> _GOAL_
Write out the entries verbatim and leave the images out of the copy.

════════════════

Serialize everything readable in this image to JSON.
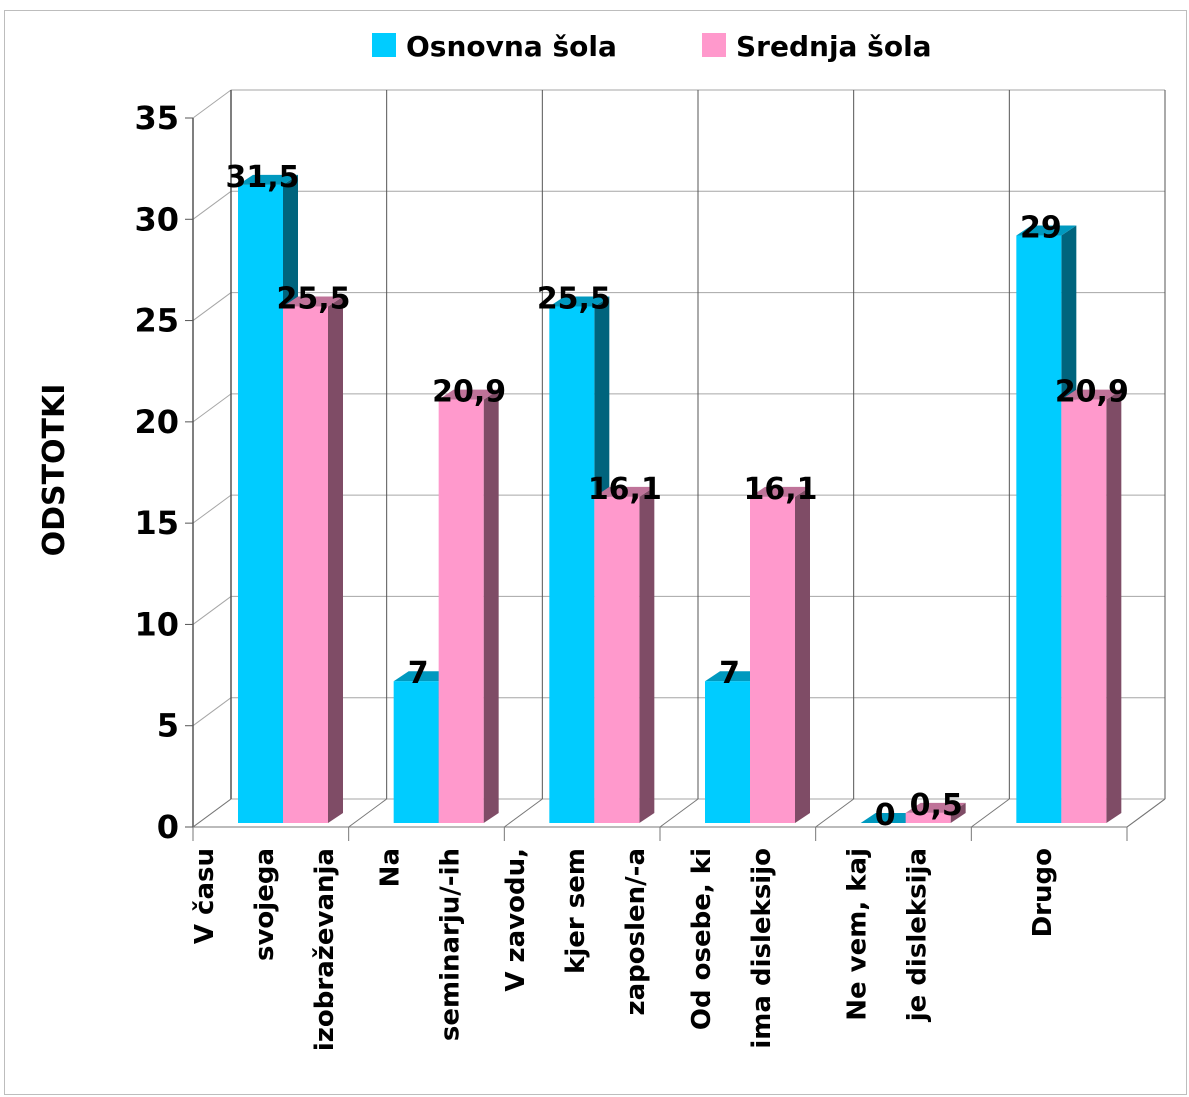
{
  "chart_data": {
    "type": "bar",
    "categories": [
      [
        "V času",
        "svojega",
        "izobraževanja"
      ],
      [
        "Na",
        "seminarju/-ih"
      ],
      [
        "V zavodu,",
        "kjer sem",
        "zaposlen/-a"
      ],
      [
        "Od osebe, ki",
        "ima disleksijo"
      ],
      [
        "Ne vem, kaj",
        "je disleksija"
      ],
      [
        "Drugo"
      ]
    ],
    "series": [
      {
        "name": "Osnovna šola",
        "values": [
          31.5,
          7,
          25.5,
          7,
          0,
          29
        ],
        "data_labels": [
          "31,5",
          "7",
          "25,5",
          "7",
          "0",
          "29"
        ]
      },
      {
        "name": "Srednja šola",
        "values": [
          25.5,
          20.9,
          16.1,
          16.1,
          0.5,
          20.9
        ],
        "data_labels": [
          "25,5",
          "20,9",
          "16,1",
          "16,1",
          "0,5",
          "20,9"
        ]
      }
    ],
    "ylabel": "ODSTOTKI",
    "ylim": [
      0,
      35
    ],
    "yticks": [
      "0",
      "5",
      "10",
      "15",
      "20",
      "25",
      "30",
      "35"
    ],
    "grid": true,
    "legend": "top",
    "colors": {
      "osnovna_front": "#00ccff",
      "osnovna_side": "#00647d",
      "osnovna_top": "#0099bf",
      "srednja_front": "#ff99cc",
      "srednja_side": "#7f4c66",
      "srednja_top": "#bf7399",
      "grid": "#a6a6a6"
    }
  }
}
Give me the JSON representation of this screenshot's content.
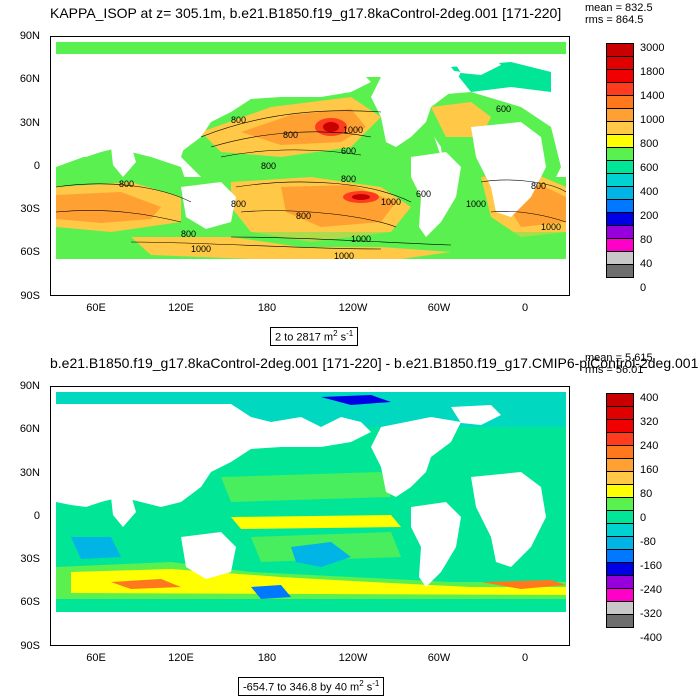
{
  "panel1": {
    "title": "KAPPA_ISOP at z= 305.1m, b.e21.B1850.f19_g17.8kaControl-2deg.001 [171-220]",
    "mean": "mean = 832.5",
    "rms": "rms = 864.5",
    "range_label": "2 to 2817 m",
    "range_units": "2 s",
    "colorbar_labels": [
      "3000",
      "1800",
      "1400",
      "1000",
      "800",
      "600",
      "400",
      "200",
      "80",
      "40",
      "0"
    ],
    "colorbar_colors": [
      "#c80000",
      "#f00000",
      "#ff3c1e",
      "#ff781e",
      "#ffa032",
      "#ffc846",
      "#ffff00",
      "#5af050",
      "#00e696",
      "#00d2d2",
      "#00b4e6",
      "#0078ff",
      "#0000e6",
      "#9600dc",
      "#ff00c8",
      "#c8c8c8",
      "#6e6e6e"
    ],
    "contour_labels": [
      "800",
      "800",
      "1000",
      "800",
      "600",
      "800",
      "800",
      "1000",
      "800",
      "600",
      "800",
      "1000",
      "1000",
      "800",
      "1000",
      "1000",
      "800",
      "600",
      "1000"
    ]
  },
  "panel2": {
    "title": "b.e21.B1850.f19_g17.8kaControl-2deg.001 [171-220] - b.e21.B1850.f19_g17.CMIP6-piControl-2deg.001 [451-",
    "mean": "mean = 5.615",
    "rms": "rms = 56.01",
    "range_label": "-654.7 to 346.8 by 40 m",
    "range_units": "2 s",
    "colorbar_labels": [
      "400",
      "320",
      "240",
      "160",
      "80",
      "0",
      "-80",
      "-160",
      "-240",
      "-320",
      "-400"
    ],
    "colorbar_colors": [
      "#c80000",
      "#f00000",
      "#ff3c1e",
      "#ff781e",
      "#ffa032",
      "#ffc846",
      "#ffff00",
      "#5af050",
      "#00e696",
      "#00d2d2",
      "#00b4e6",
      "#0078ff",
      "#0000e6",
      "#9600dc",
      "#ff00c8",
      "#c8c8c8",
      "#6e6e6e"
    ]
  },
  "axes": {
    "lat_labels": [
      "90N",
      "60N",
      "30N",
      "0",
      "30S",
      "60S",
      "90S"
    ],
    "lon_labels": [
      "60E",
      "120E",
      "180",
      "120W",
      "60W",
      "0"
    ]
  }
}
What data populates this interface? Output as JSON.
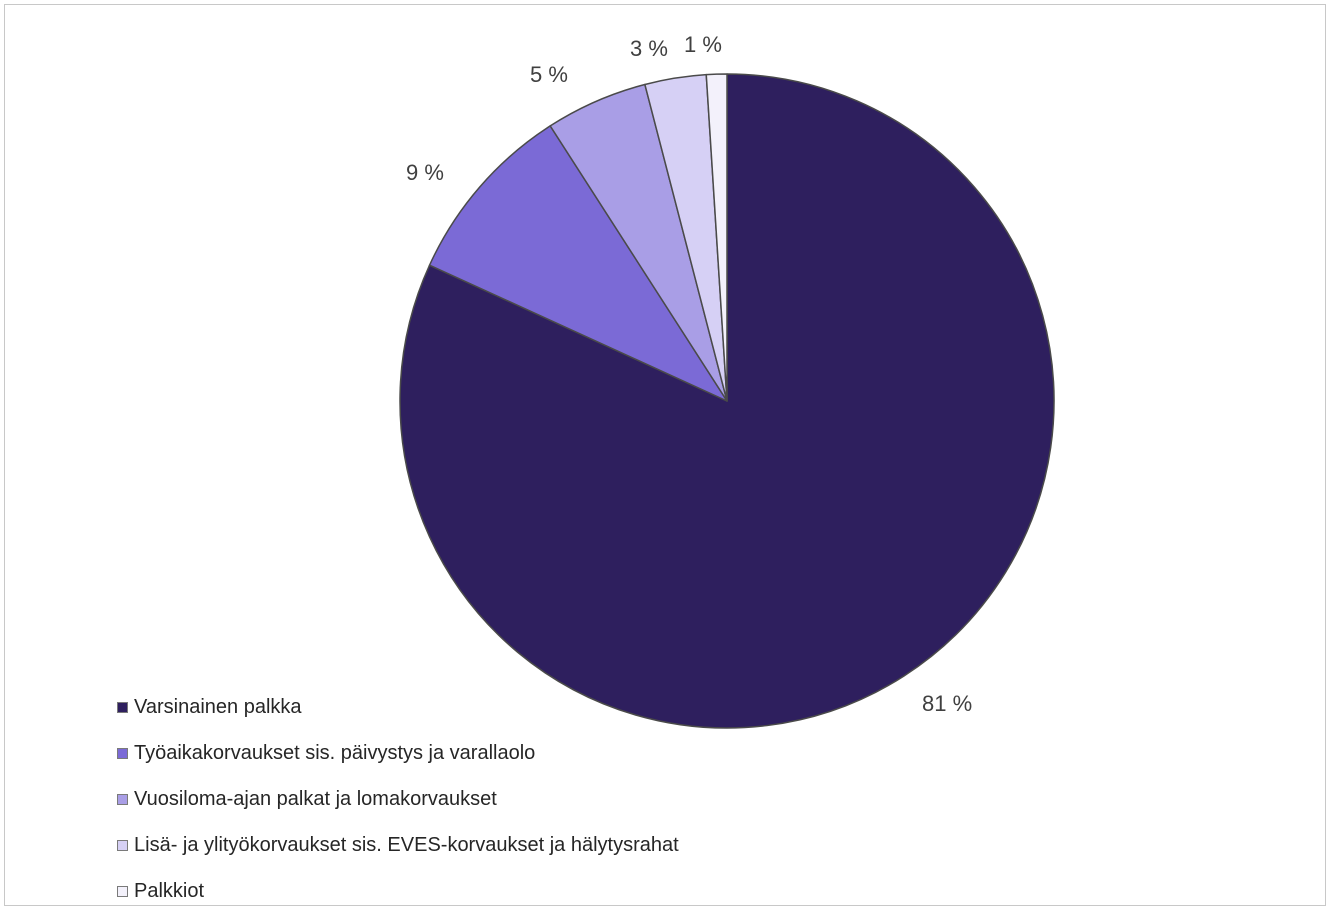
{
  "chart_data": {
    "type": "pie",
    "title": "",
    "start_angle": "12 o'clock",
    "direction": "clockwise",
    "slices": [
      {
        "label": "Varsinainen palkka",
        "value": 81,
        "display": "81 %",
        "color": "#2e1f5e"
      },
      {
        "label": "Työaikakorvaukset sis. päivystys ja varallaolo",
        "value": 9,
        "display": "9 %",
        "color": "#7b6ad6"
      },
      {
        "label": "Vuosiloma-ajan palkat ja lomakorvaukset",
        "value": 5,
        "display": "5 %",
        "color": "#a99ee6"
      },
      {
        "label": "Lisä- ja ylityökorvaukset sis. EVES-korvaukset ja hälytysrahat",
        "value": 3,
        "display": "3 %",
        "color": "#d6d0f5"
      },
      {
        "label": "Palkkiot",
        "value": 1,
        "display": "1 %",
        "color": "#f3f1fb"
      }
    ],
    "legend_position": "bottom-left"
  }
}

════════════════

> _ANSWER IN FULL_
Serialize everything readable in this image to JSON.
{
  "chart_data": {
    "type": "bar",
    "categories": [
      [
        "V času",
        "svojega",
        "izobraževanja"
      ],
      [
        "Na",
        "seminarju/-ih"
      ],
      [
        "V zavodu,",
        "kjer sem",
        "zaposlen/-a"
      ],
      [
        "Od osebe, ki",
        "ima disleksijo"
      ],
      [
        "Ne vem, kaj",
        "je disleksija"
      ],
      [
        "Drugo"
      ]
    ],
    "series": [
      {
        "name": "Osnovna šola",
        "values": [
          31.5,
          7,
          25.5,
          7,
          0,
          29
        ],
        "data_labels": [
          "31,5",
          "7",
          "25,5",
          "7",
          "0",
          "29"
        ]
      },
      {
        "name": "Srednja šola",
        "values": [
          25.5,
          20.9,
          16.1,
          16.1,
          0.5,
          20.9
        ],
        "data_labels": [
          "25,5",
          "20,9",
          "16,1",
          "16,1",
          "0,5",
          "20,9"
        ]
      }
    ],
    "ylabel": "ODSTOTKI",
    "ylim": [
      0,
      35
    ],
    "yticks": [
      "0",
      "5",
      "10",
      "15",
      "20",
      "25",
      "30",
      "35"
    ],
    "grid": true,
    "legend": "top",
    "colors": {
      "osnovna_front": "#00ccff",
      "osnovna_side": "#00647d",
      "osnovna_top": "#0099bf",
      "srednja_front": "#ff99cc",
      "srednja_side": "#7f4c66",
      "srednja_top": "#bf7399",
      "grid": "#a6a6a6"
    }
  }
}
Give me the JSON representation of this screenshot's content.
{
  "panel1": {
    "title": "KAPPA_ISOP at z= 305.1m, b.e21.B1850.f19_g17.8kaControl-2deg.001 [171-220]",
    "mean": "mean = 832.5",
    "rms": "rms = 864.5",
    "range_label": "2 to 2817 m",
    "range_units": "2 s",
    "colorbar_labels": [
      "3000",
      "1800",
      "1400",
      "1000",
      "800",
      "600",
      "400",
      "200",
      "80",
      "40",
      "0"
    ],
    "colorbar_colors": [
      "#c80000",
      "#f00000",
      "#ff3c1e",
      "#ff781e",
      "#ffa032",
      "#ffc846",
      "#ffff00",
      "#5af050",
      "#00e696",
      "#00d2d2",
      "#00b4e6",
      "#0078ff",
      "#0000e6",
      "#9600dc",
      "#ff00c8",
      "#c8c8c8",
      "#6e6e6e"
    ],
    "contour_labels": [
      "800",
      "800",
      "1000",
      "800",
      "600",
      "800",
      "800",
      "1000",
      "800",
      "600",
      "800",
      "1000",
      "1000",
      "800",
      "1000",
      "1000",
      "800",
      "600",
      "1000"
    ]
  },
  "panel2": {
    "title": "b.e21.B1850.f19_g17.8kaControl-2deg.001 [171-220] - b.e21.B1850.f19_g17.CMIP6-piControl-2deg.001 [451-",
    "mean": "mean = 5.615",
    "rms": "rms = 56.01",
    "range_label": "-654.7 to 346.8 by 40 m",
    "range_units": "2 s",
    "colorbar_labels": [
      "400",
      "320",
      "240",
      "160",
      "80",
      "0",
      "-80",
      "-160",
      "-240",
      "-320",
      "-400"
    ],
    "colorbar_colors": [
      "#c80000",
      "#f00000",
      "#ff3c1e",
      "#ff781e",
      "#ffa032",
      "#ffc846",
      "#ffff00",
      "#5af050",
      "#00e696",
      "#00d2d2",
      "#00b4e6",
      "#0078ff",
      "#0000e6",
      "#9600dc",
      "#ff00c8",
      "#c8c8c8",
      "#6e6e6e"
    ]
  },
  "axes": {
    "lat_labels": [
      "90N",
      "60N",
      "30N",
      "0",
      "30S",
      "60S",
      "90S"
    ],
    "lon_labels": [
      "60E",
      "120E",
      "180",
      "120W",
      "60W",
      "0"
    ]
  }
}
What data populates this interface? Output as JSON.
{
  "chart_data": {
    "type": "pie",
    "title": "",
    "start_angle": "12 o'clock",
    "direction": "clockwise",
    "slices": [
      {
        "label": "Varsinainen palkka",
        "value": 81,
        "display": "81 %",
        "color": "#2e1f5e"
      },
      {
        "label": "Työaikakorvaukset sis. päivystys ja varallaolo",
        "value": 9,
        "display": "9 %",
        "color": "#7b6ad6"
      },
      {
        "label": "Vuosiloma-ajan palkat ja lomakorvaukset",
        "value": 5,
        "display": "5 %",
        "color": "#a99ee6"
      },
      {
        "label": "Lisä- ja ylityökorvaukset sis. EVES-korvaukset ja hälytysrahat",
        "value": 3,
        "display": "3 %",
        "color": "#d6d0f5"
      },
      {
        "label": "Palkkiot",
        "value": 1,
        "display": "1 %",
        "color": "#f3f1fb"
      }
    ],
    "legend_position": "bottom-left"
  }
}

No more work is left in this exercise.